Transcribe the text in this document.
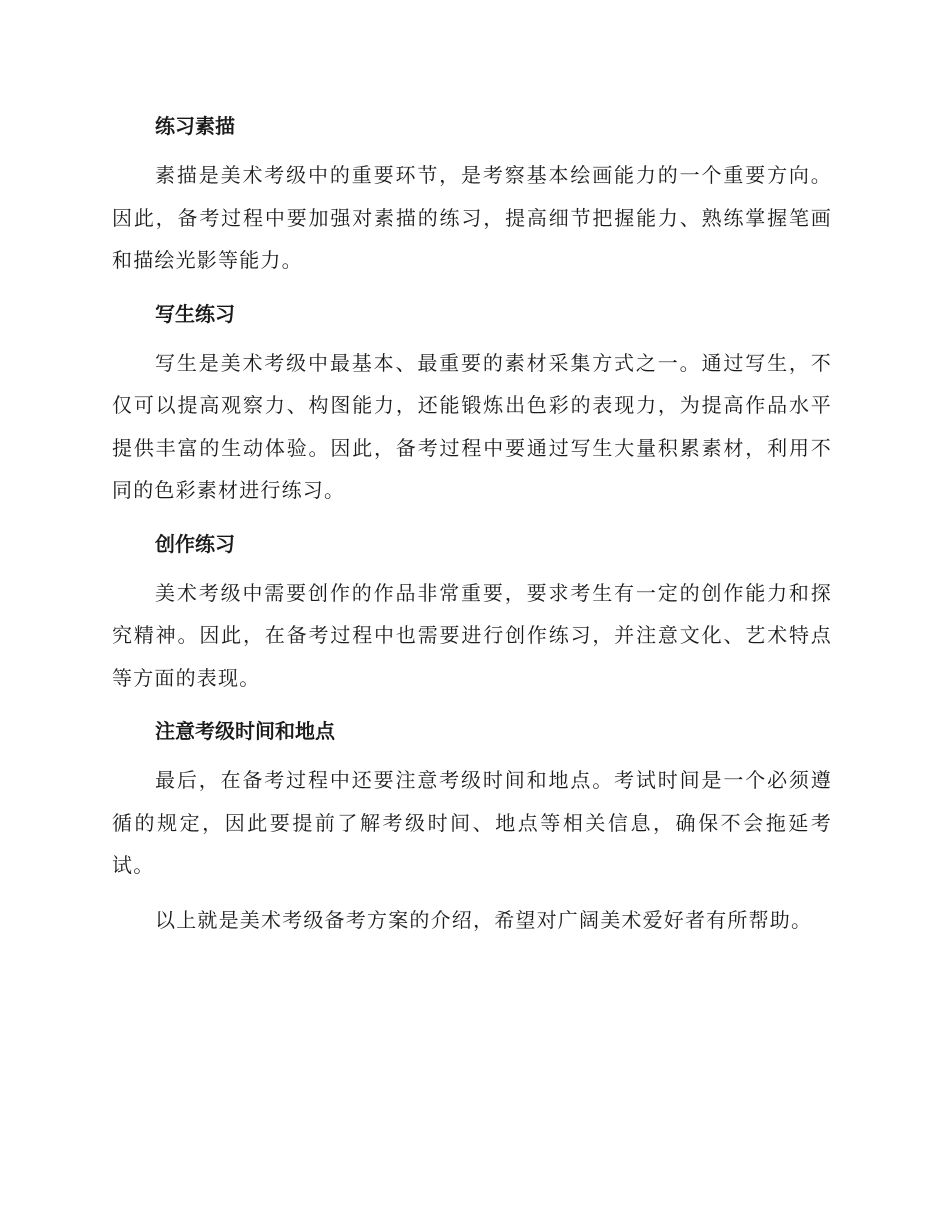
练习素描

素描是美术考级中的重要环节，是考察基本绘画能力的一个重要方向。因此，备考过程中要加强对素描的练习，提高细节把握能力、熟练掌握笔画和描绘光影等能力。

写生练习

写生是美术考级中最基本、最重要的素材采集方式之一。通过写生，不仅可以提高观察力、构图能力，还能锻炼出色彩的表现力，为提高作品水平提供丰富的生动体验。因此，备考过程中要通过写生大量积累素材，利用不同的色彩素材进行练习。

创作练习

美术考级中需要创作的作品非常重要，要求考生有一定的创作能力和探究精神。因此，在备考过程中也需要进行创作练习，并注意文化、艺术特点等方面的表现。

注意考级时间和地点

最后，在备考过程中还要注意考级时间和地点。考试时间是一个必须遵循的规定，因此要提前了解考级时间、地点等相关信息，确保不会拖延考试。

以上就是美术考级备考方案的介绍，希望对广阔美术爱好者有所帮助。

— YOUR OBJECTIVE —
Make an exact copy of all entries above, dropping the images.

— TASK RESPONSE —
Transcribe the text in this document.
练习素描

素描是美术考级中的重要环节，是考察基本绘画能力的一个重要方向。因此，备考过程中要加强对素描的练习，提高细节把握能力、熟练掌握笔画和描绘光影等能力。

写生练习

写生是美术考级中最基本、最重要的素材采集方式之一。通过写生，不仅可以提高观察力、构图能力，还能锻炼出色彩的表现力，为提高作品水平提供丰富的生动体验。因此，备考过程中要通过写生大量积累素材，利用不同的色彩素材进行练习。

创作练习

美术考级中需要创作的作品非常重要，要求考生有一定的创作能力和探究精神。因此，在备考过程中也需要进行创作练习，并注意文化、艺术特点等方面的表现。

注意考级时间和地点

最后，在备考过程中还要注意考级时间和地点。考试时间是一个必须遵循的规定，因此要提前了解考级时间、地点等相关信息，确保不会拖延考试。

以上就是美术考级备考方案的介绍，希望对广阔美术爱好者有所帮助。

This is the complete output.